### Objective
Repeat the listing in full, preserving every character.

### Material to process
* * * * * * *

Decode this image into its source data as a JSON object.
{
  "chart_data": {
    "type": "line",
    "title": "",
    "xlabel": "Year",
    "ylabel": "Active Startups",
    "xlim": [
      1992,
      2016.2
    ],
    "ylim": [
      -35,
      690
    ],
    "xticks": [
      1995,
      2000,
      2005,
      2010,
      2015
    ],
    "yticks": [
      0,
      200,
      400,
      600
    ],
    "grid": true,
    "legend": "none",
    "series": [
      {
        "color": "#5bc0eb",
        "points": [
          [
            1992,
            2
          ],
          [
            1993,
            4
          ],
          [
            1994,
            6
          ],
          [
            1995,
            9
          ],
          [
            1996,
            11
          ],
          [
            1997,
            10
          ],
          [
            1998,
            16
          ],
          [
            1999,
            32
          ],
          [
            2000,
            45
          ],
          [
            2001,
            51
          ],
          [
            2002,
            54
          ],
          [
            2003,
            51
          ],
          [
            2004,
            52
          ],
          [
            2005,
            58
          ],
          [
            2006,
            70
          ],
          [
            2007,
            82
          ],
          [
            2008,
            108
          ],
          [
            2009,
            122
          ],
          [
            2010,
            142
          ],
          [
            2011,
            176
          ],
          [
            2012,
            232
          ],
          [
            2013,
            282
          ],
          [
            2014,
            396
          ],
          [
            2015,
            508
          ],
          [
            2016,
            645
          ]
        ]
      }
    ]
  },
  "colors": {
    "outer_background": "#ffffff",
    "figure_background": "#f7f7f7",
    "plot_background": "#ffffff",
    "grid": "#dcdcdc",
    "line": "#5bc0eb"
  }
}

* * * * * * *

### Finished task
Decode this image into its source data as a JSON object.
{
  "chart_data": {
    "type": "line",
    "title": "",
    "xlabel": "Year",
    "ylabel": "Active Startups",
    "xlim": [
      1992,
      2016.2
    ],
    "ylim": [
      -35,
      690
    ],
    "xticks": [
      1995,
      2000,
      2005,
      2010,
      2015
    ],
    "yticks": [
      0,
      200,
      400,
      600
    ],
    "grid": true,
    "legend": "none",
    "series": [
      {
        "color": "#5bc0eb",
        "points": [
          [
            1992,
            2
          ],
          [
            1993,
            4
          ],
          [
            1994,
            6
          ],
          [
            1995,
            9
          ],
          [
            1996,
            11
          ],
          [
            1997,
            10
          ],
          [
            1998,
            16
          ],
          [
            1999,
            32
          ],
          [
            2000,
            45
          ],
          [
            2001,
            51
          ],
          [
            2002,
            54
          ],
          [
            2003,
            51
          ],
          [
            2004,
            52
          ],
          [
            2005,
            58
          ],
          [
            2006,
            70
          ],
          [
            2007,
            82
          ],
          [
            2008,
            108
          ],
          [
            2009,
            122
          ],
          [
            2010,
            142
          ],
          [
            2011,
            176
          ],
          [
            2012,
            232
          ],
          [
            2013,
            282
          ],
          [
            2014,
            396
          ],
          [
            2015,
            508
          ],
          [
            2016,
            645
          ]
        ]
      }
    ]
  },
  "colors": {
    "outer_background": "#ffffff",
    "figure_background": "#f7f7f7",
    "plot_background": "#ffffff",
    "grid": "#dcdcdc",
    "line": "#5bc0eb"
  }
}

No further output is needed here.